Task to complete = Down to the last line, restate the records word for word, but not the pictures.

Available data =
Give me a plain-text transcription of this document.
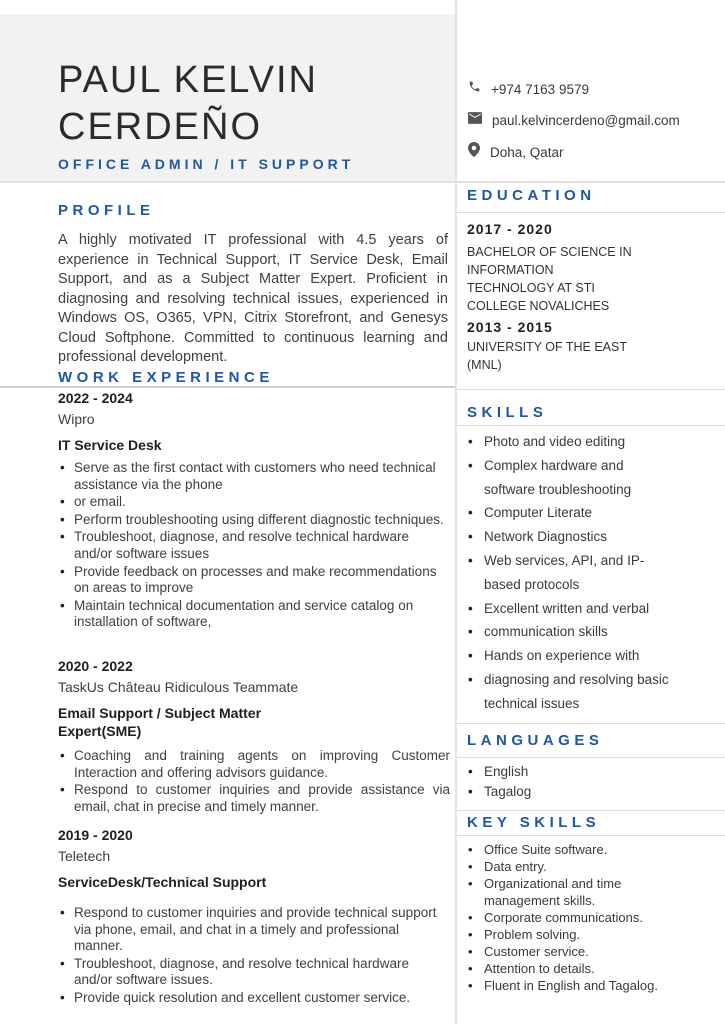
PAUL KELVIN CERDEÑO
OFFICE ADMIN / IT SUPPORT
+974 7163 9579
paul.kelvincerdeno@gmail.com
Doha, Qatar
PROFILE
A highly motivated IT professional with 4.5 years of experience in Technical Support, IT Service Desk, Email Support, and as a Subject Matter Expert. Proficient in diagnosing and resolving technical issues, experienced in Windows OS, O365, VPN, Citrix Storefront, and Genesys Cloud Softphone. Committed to continuous learning and professional development.
WORK EXPERIENCE
2022 - 2024
Wipro
IT Service Desk
• Serve as the first contact with customers who need technical assistance via the phone
• or email.
• Perform troubleshooting using different diagnostic techniques.
• Troubleshoot, diagnose, and resolve technical hardware and/or software issues
• Provide feedback on processes and make recommendations on areas to improve
• Maintain technical documentation and service catalog on installation of software,
2020 - 2022
TaskUs Château Ridiculous Teammate
Email Support / Subject Matter Expert(SME)
• Coaching and training agents on improving Customer Interaction and offering advisors guidance.
• Respond to customer inquiries and provide assistance via email, chat in precise and timely manner.
2019 - 2020
Teletech
ServiceDesk/Technical Support
• Respond to customer inquiries and provide technical support via phone, email, and chat in a timely and professional manner.
• Troubleshoot, diagnose, and resolve technical hardware and/or software issues.
• Provide quick resolution and excellent customer service.
EDUCATION
2017 - 2020
BACHELOR OF SCIENCE IN
INFORMATION
TECHNOLOGY AT STI
COLLEGE NOVALICHES
2013 - 2015
UNIVERSITY OF THE EAST
(MNL)
SKILLS
• Photo and video editing
• Complex hardware and software troubleshooting
• Computer Literate
• Network Diagnostics
• Web services, API, and IP-based protocols
• Excellent written and verbal
• communication skills
• Hands on experience with
• diagnosing and resolving basic technical issues
LANGUAGES
• English
• Tagalog
KEY SKILLS
• Office Suite software.
• Data entry.
• Organizational and time management skills.
• Corporate communications.
• Problem solving.
• Customer service.
• Attention to details.
• Fluent in English and Tagalog.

Solution to this task =
Give me a plain-text transcription of this document.
PAUL KELVIN CERDEÑO
OFFICE ADMIN / IT SUPPORT
+974 7163 9579
paul.kelvincerdeno@gmail.com
Doha, Qatar
PROFILE
A highly motivated IT professional with 4.5 years of experience in Technical Support, IT Service Desk, Email Support, and as a Subject Matter Expert. Proficient in diagnosing and resolving technical issues, experienced in Windows OS, O365, VPN, Citrix Storefront, and Genesys Cloud Softphone. Committed to continuous learning and professional development.
WORK EXPERIENCE
2022 - 2024
Wipro
IT Service Desk
• Serve as the first contact with customers who need technical assistance via the phone
• or email.
• Perform troubleshooting using different diagnostic techniques.
• Troubleshoot, diagnose, and resolve technical hardware and/or software issues
• Provide feedback on processes and make recommendations on areas to improve
• Maintain technical documentation and service catalog on installation of software,
2020 - 2022
TaskUs Château Ridiculous Teammate
Email Support / Subject Matter Expert(SME)
• Coaching and training agents on improving Customer Interaction and offering advisors guidance.
• Respond to customer inquiries and provide assistance via email, chat in precise and timely manner.
2019 - 2020
Teletech
ServiceDesk/Technical Support
• Respond to customer inquiries and provide technical support via phone, email, and chat in a timely and professional manner.
• Troubleshoot, diagnose, and resolve technical hardware and/or software issues.
• Provide quick resolution and excellent customer service.
EDUCATION
2017 - 2020
BACHELOR OF SCIENCE IN
INFORMATION
TECHNOLOGY AT STI
COLLEGE NOVALICHES
2013 - 2015
UNIVERSITY OF THE EAST
(MNL)
SKILLS
• Photo and video editing
• Complex hardware and software troubleshooting
• Computer Literate
• Network Diagnostics
• Web services, API, and IP-based protocols
• Excellent written and verbal
• communication skills
• Hands on experience with
• diagnosing and resolving basic technical issues
LANGUAGES
• English
• Tagalog
KEY SKILLS
• Office Suite software.
• Data entry.
• Organizational and time management skills.
• Corporate communications.
• Problem solving.
• Customer service.
• Attention to details.
• Fluent in English and Tagalog.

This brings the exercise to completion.